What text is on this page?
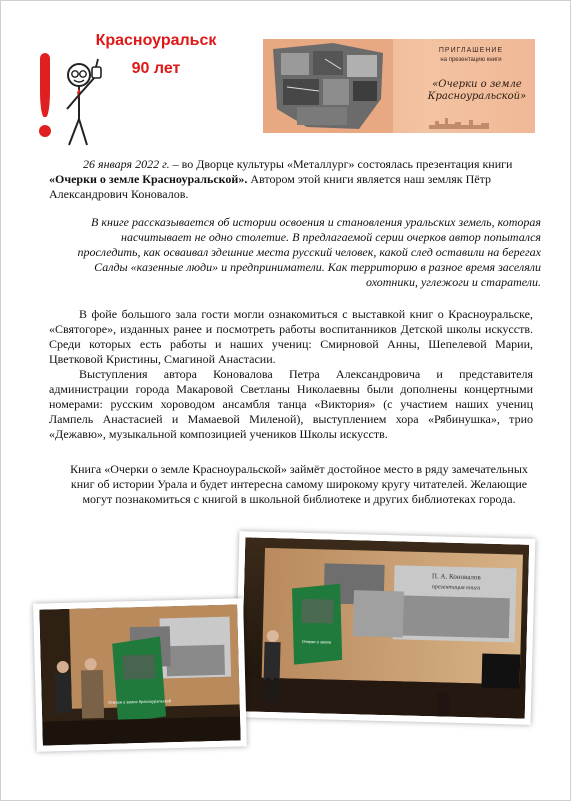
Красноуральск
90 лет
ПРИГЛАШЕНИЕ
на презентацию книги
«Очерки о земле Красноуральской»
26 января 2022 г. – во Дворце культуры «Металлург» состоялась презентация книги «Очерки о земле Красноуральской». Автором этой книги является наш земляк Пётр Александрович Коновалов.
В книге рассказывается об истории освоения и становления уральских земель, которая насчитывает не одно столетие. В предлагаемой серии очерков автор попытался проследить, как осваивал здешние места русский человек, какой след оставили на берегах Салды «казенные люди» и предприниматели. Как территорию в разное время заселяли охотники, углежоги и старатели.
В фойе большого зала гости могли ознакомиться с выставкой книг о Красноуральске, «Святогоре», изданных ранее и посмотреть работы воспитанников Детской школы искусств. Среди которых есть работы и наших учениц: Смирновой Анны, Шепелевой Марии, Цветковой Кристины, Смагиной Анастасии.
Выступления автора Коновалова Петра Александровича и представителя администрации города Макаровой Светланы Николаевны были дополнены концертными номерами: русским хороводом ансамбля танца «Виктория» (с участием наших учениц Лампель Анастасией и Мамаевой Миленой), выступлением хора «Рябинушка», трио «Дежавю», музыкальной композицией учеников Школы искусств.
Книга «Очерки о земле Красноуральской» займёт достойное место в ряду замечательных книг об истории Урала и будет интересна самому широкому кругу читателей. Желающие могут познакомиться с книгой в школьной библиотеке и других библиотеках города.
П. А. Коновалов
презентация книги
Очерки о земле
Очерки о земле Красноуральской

-------

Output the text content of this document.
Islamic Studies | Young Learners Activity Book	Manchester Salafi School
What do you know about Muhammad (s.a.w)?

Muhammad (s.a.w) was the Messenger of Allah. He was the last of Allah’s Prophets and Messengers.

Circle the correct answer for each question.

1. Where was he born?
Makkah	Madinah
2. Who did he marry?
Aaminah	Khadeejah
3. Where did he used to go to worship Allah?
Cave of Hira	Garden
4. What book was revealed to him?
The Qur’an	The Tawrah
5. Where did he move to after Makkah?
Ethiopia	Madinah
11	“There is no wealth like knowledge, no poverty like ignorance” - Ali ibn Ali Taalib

-------

Work through the listing above and report how many lines include the string "Where", with no other text.

3